— begin —

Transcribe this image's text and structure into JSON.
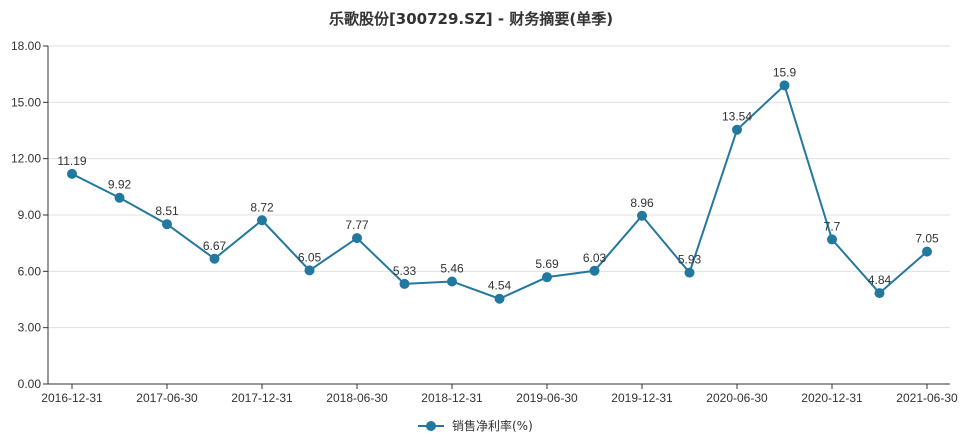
{
  "chart_data": {
    "type": "line",
    "title": "乐歌股份[300729.SZ] - 财务摘要(单季)",
    "x": [
      "2016-12-31",
      "2017-03-31",
      "2017-06-30",
      "2017-09-30",
      "2017-12-31",
      "2018-03-31",
      "2018-06-30",
      "2018-09-30",
      "2018-12-31",
      "2019-03-31",
      "2019-06-30",
      "2019-09-30",
      "2019-12-31",
      "2020-03-31",
      "2020-06-30",
      "2020-09-30",
      "2020-12-31",
      "2021-03-31",
      "2021-06-30"
    ],
    "x_tick_labels": [
      "2016-12-31",
      "2017-06-30",
      "2017-12-31",
      "2018-06-30",
      "2018-12-31",
      "2019-06-30",
      "2019-12-31",
      "2020-06-30",
      "2020-12-31",
      "2021-06-30"
    ],
    "series": [
      {
        "name": "销售净利率(%)",
        "color": "#22789e",
        "values": [
          11.19,
          9.92,
          8.51,
          6.67,
          8.72,
          6.05,
          7.77,
          5.33,
          5.46,
          4.54,
          5.69,
          6.03,
          8.96,
          5.93,
          13.54,
          15.9,
          7.7,
          4.84,
          7.05
        ],
        "labels": [
          "11.19",
          "9.92",
          "8.51",
          "6.67",
          "8.72",
          "6.05",
          "7.77",
          "5.33",
          "5.46",
          "4.54",
          "5.69",
          "6.03",
          "8.96",
          "5.93",
          "13.54",
          "15.9",
          "7.7",
          "4.84",
          "7.05"
        ]
      }
    ],
    "ylim": [
      0,
      18
    ],
    "y_ticks": [
      "0.00",
      "3.00",
      "6.00",
      "9.00",
      "12.00",
      "15.00",
      "18.00"
    ],
    "y_tick_values": [
      0,
      3,
      6,
      9,
      12,
      15,
      18
    ],
    "grid": "horizontal",
    "legend_position": "bottom-center"
  }
}
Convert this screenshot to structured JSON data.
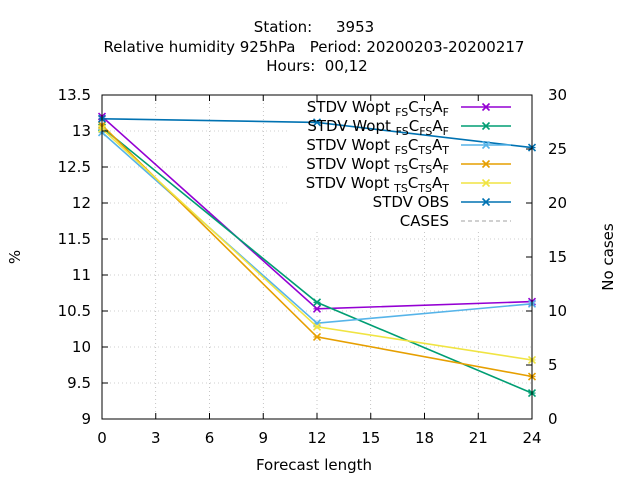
{
  "chart_data": {
    "type": "line",
    "title_lines": [
      "Station:     3953",
      "Relative humidity 925hPa   Period: 20200203-20200217",
      "Hours:  00,12"
    ],
    "xlabel": "Forecast length",
    "ylabel": "%",
    "y2label": "No cases",
    "x_ticks": [
      0,
      3,
      6,
      9,
      12,
      15,
      18,
      21,
      24
    ],
    "y_ticks": [
      "9",
      "9.5",
      "10",
      "10.5",
      "11",
      "11.5",
      "12",
      "12.5",
      "13",
      "13.5"
    ],
    "y2_ticks": [
      0,
      5,
      10,
      15,
      20,
      25,
      30
    ],
    "xlim": [
      0,
      24
    ],
    "ylim": [
      9,
      13.5
    ],
    "y2lim": [
      0,
      30
    ],
    "grid": true,
    "legend_position": "top-right",
    "series": [
      {
        "name": "STDV Wopt",
        "sub1": "FS",
        "mid": "C",
        "sub2": "TS",
        "a": "A",
        "sub3": "F",
        "color": "#9400d3",
        "marker": "x",
        "x": [
          0,
          12,
          24
        ],
        "values": [
          13.2,
          10.53,
          10.63
        ]
      },
      {
        "name": "STDV Wopt",
        "sub1": "FS",
        "mid": "C",
        "sub2": "FS",
        "a": "A",
        "sub3": "F",
        "color": "#009e73",
        "marker": "x",
        "x": [
          0,
          12,
          24
        ],
        "values": [
          13.05,
          10.62,
          9.36
        ]
      },
      {
        "name": "STDV Wopt",
        "sub1": "FS",
        "mid": "C",
        "sub2": "TS",
        "a": "A",
        "sub3": "T",
        "color": "#56b4e9",
        "marker": "x",
        "x": [
          0,
          12,
          24
        ],
        "values": [
          12.98,
          10.33,
          10.6
        ]
      },
      {
        "name": "STDV Wopt",
        "sub1": "TS",
        "mid": "C",
        "sub2": "TS",
        "a": "A",
        "sub3": "F",
        "color": "#e69f00",
        "marker": "x",
        "x": [
          0,
          12,
          24
        ],
        "values": [
          13.08,
          10.14,
          9.59
        ]
      },
      {
        "name": "STDV Wopt",
        "sub1": "TS",
        "mid": "C",
        "sub2": "TS",
        "a": "A",
        "sub3": "T",
        "color": "#f0e442",
        "marker": "x",
        "x": [
          0,
          12,
          24
        ],
        "values": [
          13.03,
          10.28,
          9.82
        ]
      },
      {
        "name": "STDV OBS",
        "color": "#0072b2",
        "marker": "x",
        "x": [
          0,
          12,
          24
        ],
        "values": [
          13.17,
          13.12,
          12.77
        ]
      },
      {
        "name": "CASES",
        "color": "#a0a0a0",
        "dashed": true,
        "axis": "y2",
        "x": [
          0,
          24
        ],
        "values": [
          30,
          30
        ]
      }
    ]
  }
}
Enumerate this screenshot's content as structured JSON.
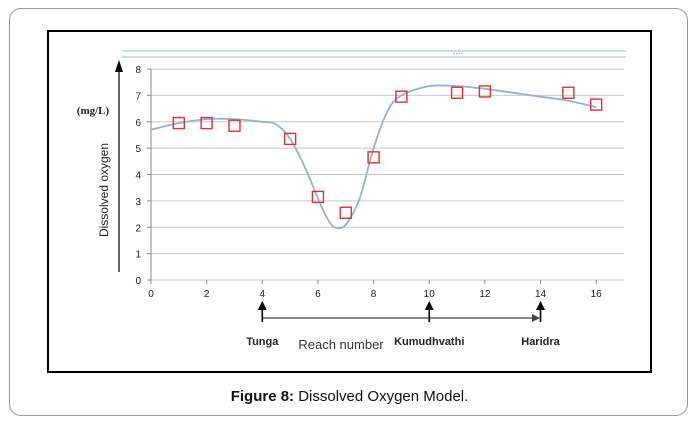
{
  "caption": {
    "label": "Figure 8:",
    "text": "Dissolved Oxygen Model."
  },
  "header_dots": "....",
  "chart_data": {
    "type": "scatter",
    "ylabel": "Dissolved oxygen",
    "yunit": "(mg/L)",
    "xlabel": "Reach number",
    "xlim": [
      0,
      17
    ],
    "ylim": [
      0,
      8
    ],
    "xticks": [
      0,
      2,
      4,
      6,
      8,
      10,
      12,
      14,
      16
    ],
    "yticks": [
      0,
      1,
      2,
      3,
      4,
      5,
      6,
      7,
      8
    ],
    "grid": true,
    "observed": {
      "marker": "open-square",
      "color": "#e03030",
      "x": [
        1,
        2,
        3,
        5,
        6,
        7,
        8,
        9,
        11,
        12,
        15,
        16
      ],
      "y": [
        5.95,
        5.95,
        5.85,
        5.35,
        3.15,
        2.55,
        4.65,
        6.95,
        7.1,
        7.15,
        7.1,
        6.65
      ]
    },
    "model": {
      "style": "smooth-line",
      "color": "#8fb3d9",
      "x": [
        0,
        1,
        2,
        3,
        4,
        4.5,
        5,
        5.5,
        6,
        6.3,
        6.6,
        7,
        7.5,
        8,
        8.5,
        9,
        10,
        11,
        12,
        13,
        14,
        15,
        16
      ],
      "y": [
        5.7,
        5.95,
        6.1,
        6.1,
        6.0,
        5.9,
        5.35,
        4.35,
        3.1,
        2.4,
        2.0,
        2.1,
        3.1,
        5.0,
        6.4,
        7.0,
        7.35,
        7.35,
        7.25,
        7.1,
        6.95,
        6.8,
        6.55
      ]
    },
    "annotations": [
      {
        "label": "Tunga",
        "x": 4
      },
      {
        "label": "Kumudhvathi",
        "x": 10
      },
      {
        "label": "Haridra",
        "x": 14
      }
    ]
  }
}
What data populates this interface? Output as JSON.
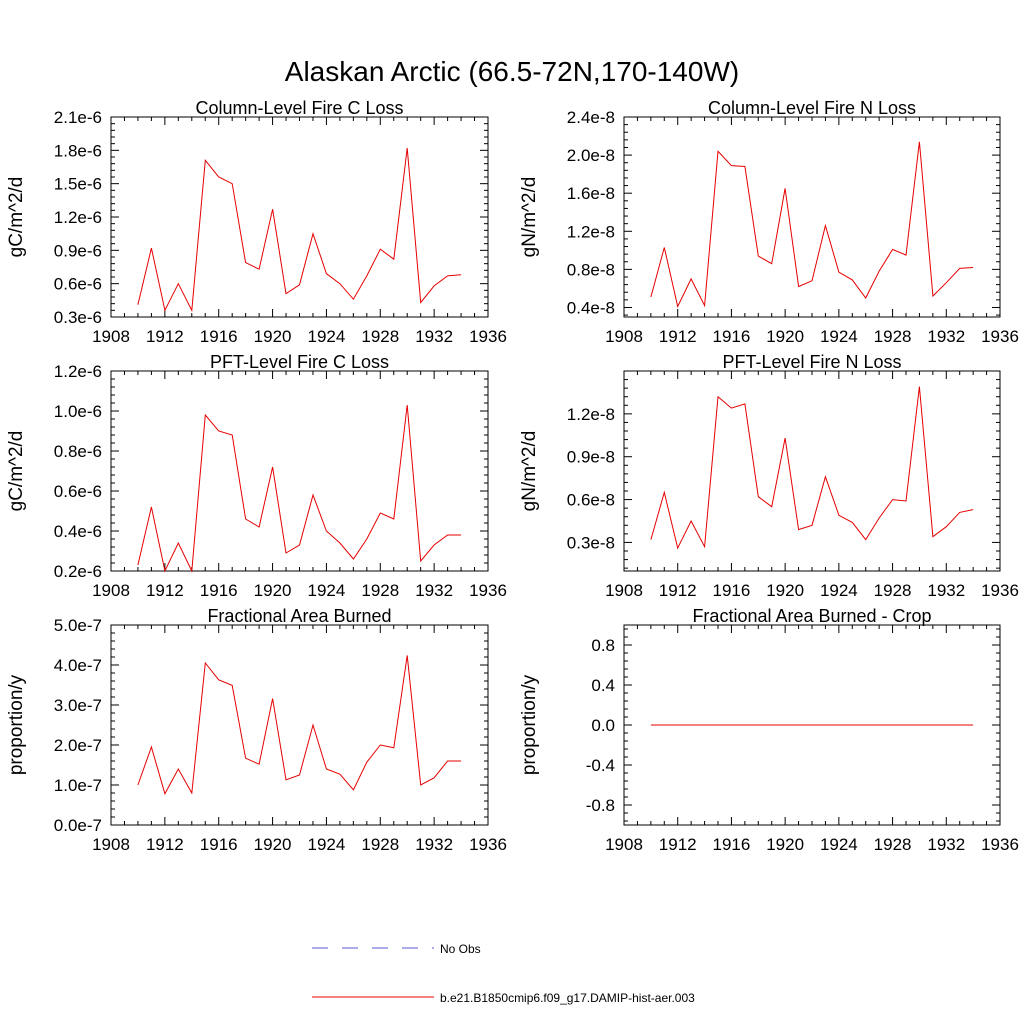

— end —

> [What is expected] Output all of the data exactly as it stands, minus any images.

> [Answer below]
Transcribe this image's text and structure into JSON.
{
  "chart_data": {
    "type": "line",
    "title": "乐歌股份[300729.SZ] - 财务摘要(单季)",
    "x": [
      "2016-12-31",
      "2017-03-31",
      "2017-06-30",
      "2017-09-30",
      "2017-12-31",
      "2018-03-31",
      "2018-06-30",
      "2018-09-30",
      "2018-12-31",
      "2019-03-31",
      "2019-06-30",
      "2019-09-30",
      "2019-12-31",
      "2020-03-31",
      "2020-06-30",
      "2020-09-30",
      "2020-12-31",
      "2021-03-31",
      "2021-06-30"
    ],
    "x_tick_labels": [
      "2016-12-31",
      "2017-06-30",
      "2017-12-31",
      "2018-06-30",
      "2018-12-31",
      "2019-06-30",
      "2019-12-31",
      "2020-06-30",
      "2020-12-31",
      "2021-06-30"
    ],
    "series": [
      {
        "name": "销售净利率(%)",
        "color": "#22789e",
        "values": [
          11.19,
          9.92,
          8.51,
          6.67,
          8.72,
          6.05,
          7.77,
          5.33,
          5.46,
          4.54,
          5.69,
          6.03,
          8.96,
          5.93,
          13.54,
          15.9,
          7.7,
          4.84,
          7.05
        ],
        "labels": [
          "11.19",
          "9.92",
          "8.51",
          "6.67",
          "8.72",
          "6.05",
          "7.77",
          "5.33",
          "5.46",
          "4.54",
          "5.69",
          "6.03",
          "8.96",
          "5.93",
          "13.54",
          "15.9",
          "7.7",
          "4.84",
          "7.05"
        ]
      }
    ],
    "ylim": [
      0,
      18
    ],
    "y_ticks": [
      "0.00",
      "3.00",
      "6.00",
      "9.00",
      "12.00",
      "15.00",
      "18.00"
    ],
    "y_tick_values": [
      0,
      3,
      6,
      9,
      12,
      15,
      18
    ],
    "grid": "horizontal",
    "legend_position": "bottom-center"
  }
}
Convert this screenshot to structured JSON data.
{
  "chart_data": {
    "type": "line",
    "title_lines": [
      "Station:     3953",
      "Relative humidity 925hPa   Period: 20200203-20200217",
      "Hours:  00,12"
    ],
    "xlabel": "Forecast length",
    "ylabel": "%",
    "y2label": "No cases",
    "x_ticks": [
      0,
      3,
      6,
      9,
      12,
      15,
      18,
      21,
      24
    ],
    "y_ticks": [
      "9",
      "9.5",
      "10",
      "10.5",
      "11",
      "11.5",
      "12",
      "12.5",
      "13",
      "13.5"
    ],
    "y2_ticks": [
      0,
      5,
      10,
      15,
      20,
      25,
      30
    ],
    "xlim": [
      0,
      24
    ],
    "ylim": [
      9,
      13.5
    ],
    "y2lim": [
      0,
      30
    ],
    "grid": true,
    "legend_position": "top-right",
    "series": [
      {
        "name": "STDV Wopt",
        "sub1": "FS",
        "mid": "C",
        "sub2": "TS",
        "a": "A",
        "sub3": "F",
        "color": "#9400d3",
        "marker": "x",
        "x": [
          0,
          12,
          24
        ],
        "values": [
          13.2,
          10.53,
          10.63
        ]
      },
      {
        "name": "STDV Wopt",
        "sub1": "FS",
        "mid": "C",
        "sub2": "FS",
        "a": "A",
        "sub3": "F",
        "color": "#009e73",
        "marker": "x",
        "x": [
          0,
          12,
          24
        ],
        "values": [
          13.05,
          10.62,
          9.36
        ]
      },
      {
        "name": "STDV Wopt",
        "sub1": "FS",
        "mid": "C",
        "sub2": "TS",
        "a": "A",
        "sub3": "T",
        "color": "#56b4e9",
        "marker": "x",
        "x": [
          0,
          12,
          24
        ],
        "values": [
          12.98,
          10.33,
          10.6
        ]
      },
      {
        "name": "STDV Wopt",
        "sub1": "TS",
        "mid": "C",
        "sub2": "TS",
        "a": "A",
        "sub3": "F",
        "color": "#e69f00",
        "marker": "x",
        "x": [
          0,
          12,
          24
        ],
        "values": [
          13.08,
          10.14,
          9.59
        ]
      },
      {
        "name": "STDV Wopt",
        "sub1": "TS",
        "mid": "C",
        "sub2": "TS",
        "a": "A",
        "sub3": "T",
        "color": "#f0e442",
        "marker": "x",
        "x": [
          0,
          12,
          24
        ],
        "values": [
          13.03,
          10.28,
          9.82
        ]
      },
      {
        "name": "STDV OBS",
        "color": "#0072b2",
        "marker": "x",
        "x": [
          0,
          12,
          24
        ],
        "values": [
          13.17,
          13.12,
          12.77
        ]
      },
      {
        "name": "CASES",
        "color": "#a0a0a0",
        "dashed": true,
        "axis": "y2",
        "x": [
          0,
          24
        ],
        "values": [
          30,
          30
        ]
      }
    ]
  }
}
Enumerate this screenshot's content as structured JSON.
{
  "caption": {
    "label": "Figure 8:",
    "text": "Dissolved Oxygen Model."
  },
  "header_dots": "....",
  "chart_data": {
    "type": "scatter",
    "ylabel": "Dissolved oxygen",
    "yunit": "(mg/L)",
    "xlabel": "Reach number",
    "xlim": [
      0,
      17
    ],
    "ylim": [
      0,
      8
    ],
    "xticks": [
      0,
      2,
      4,
      6,
      8,
      10,
      12,
      14,
      16
    ],
    "yticks": [
      0,
      1,
      2,
      3,
      4,
      5,
      6,
      7,
      8
    ],
    "grid": true,
    "observed": {
      "marker": "open-square",
      "color": "#e03030",
      "x": [
        1,
        2,
        3,
        5,
        6,
        7,
        8,
        9,
        11,
        12,
        15,
        16
      ],
      "y": [
        5.95,
        5.95,
        5.85,
        5.35,
        3.15,
        2.55,
        4.65,
        6.95,
        7.1,
        7.15,
        7.1,
        6.65
      ]
    },
    "model": {
      "style": "smooth-line",
      "color": "#8fb3d9",
      "x": [
        0,
        1,
        2,
        3,
        4,
        4.5,
        5,
        5.5,
        6,
        6.3,
        6.6,
        7,
        7.5,
        8,
        8.5,
        9,
        10,
        11,
        12,
        13,
        14,
        15,
        16
      ],
      "y": [
        5.7,
        5.95,
        6.1,
        6.1,
        6.0,
        5.9,
        5.35,
        4.35,
        3.1,
        2.4,
        2.0,
        2.1,
        3.1,
        5.0,
        6.4,
        7.0,
        7.35,
        7.35,
        7.25,
        7.1,
        6.95,
        6.8,
        6.55
      ]
    },
    "annotations": [
      {
        "label": "Tunga",
        "x": 4
      },
      {
        "label": "Kumudhvathi",
        "x": 10
      },
      {
        "label": "Haridra",
        "x": 14
      }
    ]
  }
}
What data populates this interface? Output as JSON.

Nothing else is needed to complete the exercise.